» **EXERCISE DIRECTIONS**
Under this task are some entries; return every one of them exactly.

Stored entries:
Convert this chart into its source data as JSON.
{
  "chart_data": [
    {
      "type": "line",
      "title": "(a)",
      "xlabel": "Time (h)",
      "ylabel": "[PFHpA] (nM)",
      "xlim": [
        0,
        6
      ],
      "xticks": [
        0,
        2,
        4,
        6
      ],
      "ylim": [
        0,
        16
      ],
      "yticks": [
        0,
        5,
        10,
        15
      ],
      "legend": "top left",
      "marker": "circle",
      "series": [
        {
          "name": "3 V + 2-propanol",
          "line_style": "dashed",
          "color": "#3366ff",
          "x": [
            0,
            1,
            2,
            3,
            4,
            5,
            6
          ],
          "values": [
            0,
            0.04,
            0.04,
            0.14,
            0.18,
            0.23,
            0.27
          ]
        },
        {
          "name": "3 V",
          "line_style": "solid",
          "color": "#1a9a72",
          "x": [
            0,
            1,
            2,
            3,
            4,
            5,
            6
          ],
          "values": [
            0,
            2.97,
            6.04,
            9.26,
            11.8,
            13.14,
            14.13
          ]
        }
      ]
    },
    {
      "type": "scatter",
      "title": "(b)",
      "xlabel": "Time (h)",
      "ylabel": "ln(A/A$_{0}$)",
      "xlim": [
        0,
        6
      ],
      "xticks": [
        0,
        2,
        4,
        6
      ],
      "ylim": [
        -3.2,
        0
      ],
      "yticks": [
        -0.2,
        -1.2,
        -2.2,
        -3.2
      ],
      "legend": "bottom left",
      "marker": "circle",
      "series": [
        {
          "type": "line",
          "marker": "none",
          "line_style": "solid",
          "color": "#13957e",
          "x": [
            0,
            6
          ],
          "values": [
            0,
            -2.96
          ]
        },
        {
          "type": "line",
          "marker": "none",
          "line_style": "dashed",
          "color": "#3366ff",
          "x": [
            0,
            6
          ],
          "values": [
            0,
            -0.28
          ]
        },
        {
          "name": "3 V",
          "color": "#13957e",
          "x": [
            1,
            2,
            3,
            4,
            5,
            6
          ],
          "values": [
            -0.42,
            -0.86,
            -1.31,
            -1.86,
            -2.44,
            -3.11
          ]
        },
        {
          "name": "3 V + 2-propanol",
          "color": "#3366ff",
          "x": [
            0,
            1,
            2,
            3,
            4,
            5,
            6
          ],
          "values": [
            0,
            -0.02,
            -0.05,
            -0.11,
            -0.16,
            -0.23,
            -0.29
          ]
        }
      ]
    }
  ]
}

» **RESPONSE TO THE EXERCISE**
Convert this chart into its source data as JSON.
{
  "chart_data": [
    {
      "type": "line",
      "title": "(a)",
      "xlabel": "Time (h)",
      "ylabel": "[PFHpA] (nM)",
      "xlim": [
        0,
        6
      ],
      "xticks": [
        0,
        2,
        4,
        6
      ],
      "ylim": [
        0,
        16
      ],
      "yticks": [
        0,
        5,
        10,
        15
      ],
      "legend": "top left",
      "marker": "circle",
      "series": [
        {
          "name": "3 V + 2-propanol",
          "line_style": "dashed",
          "color": "#3366ff",
          "x": [
            0,
            1,
            2,
            3,
            4,
            5,
            6
          ],
          "values": [
            0,
            0.04,
            0.04,
            0.14,
            0.18,
            0.23,
            0.27
          ]
        },
        {
          "name": "3 V",
          "line_style": "solid",
          "color": "#1a9a72",
          "x": [
            0,
            1,
            2,
            3,
            4,
            5,
            6
          ],
          "values": [
            0,
            2.97,
            6.04,
            9.26,
            11.8,
            13.14,
            14.13
          ]
        }
      ]
    },
    {
      "type": "scatter",
      "title": "(b)",
      "xlabel": "Time (h)",
      "ylabel": "ln(A/A$_{0}$)",
      "xlim": [
        0,
        6
      ],
      "xticks": [
        0,
        2,
        4,
        6
      ],
      "ylim": [
        -3.2,
        0
      ],
      "yticks": [
        -0.2,
        -1.2,
        -2.2,
        -3.2
      ],
      "legend": "bottom left",
      "marker": "circle",
      "series": [
        {
          "type": "line",
          "marker": "none",
          "line_style": "solid",
          "color": "#13957e",
          "x": [
            0,
            6
          ],
          "values": [
            0,
            -2.96
          ]
        },
        {
          "type": "line",
          "marker": "none",
          "line_style": "dashed",
          "color": "#3366ff",
          "x": [
            0,
            6
          ],
          "values": [
            0,
            -0.28
          ]
        },
        {
          "name": "3 V",
          "color": "#13957e",
          "x": [
            1,
            2,
            3,
            4,
            5,
            6
          ],
          "values": [
            -0.42,
            -0.86,
            -1.31,
            -1.86,
            -2.44,
            -3.11
          ]
        },
        {
          "name": "3 V + 2-propanol",
          "color": "#3366ff",
          "x": [
            0,
            1,
            2,
            3,
            4,
            5,
            6
          ],
          "values": [
            0,
            -0.02,
            -0.05,
            -0.11,
            -0.16,
            -0.23,
            -0.29
          ]
        }
      ]
    }
  ]
}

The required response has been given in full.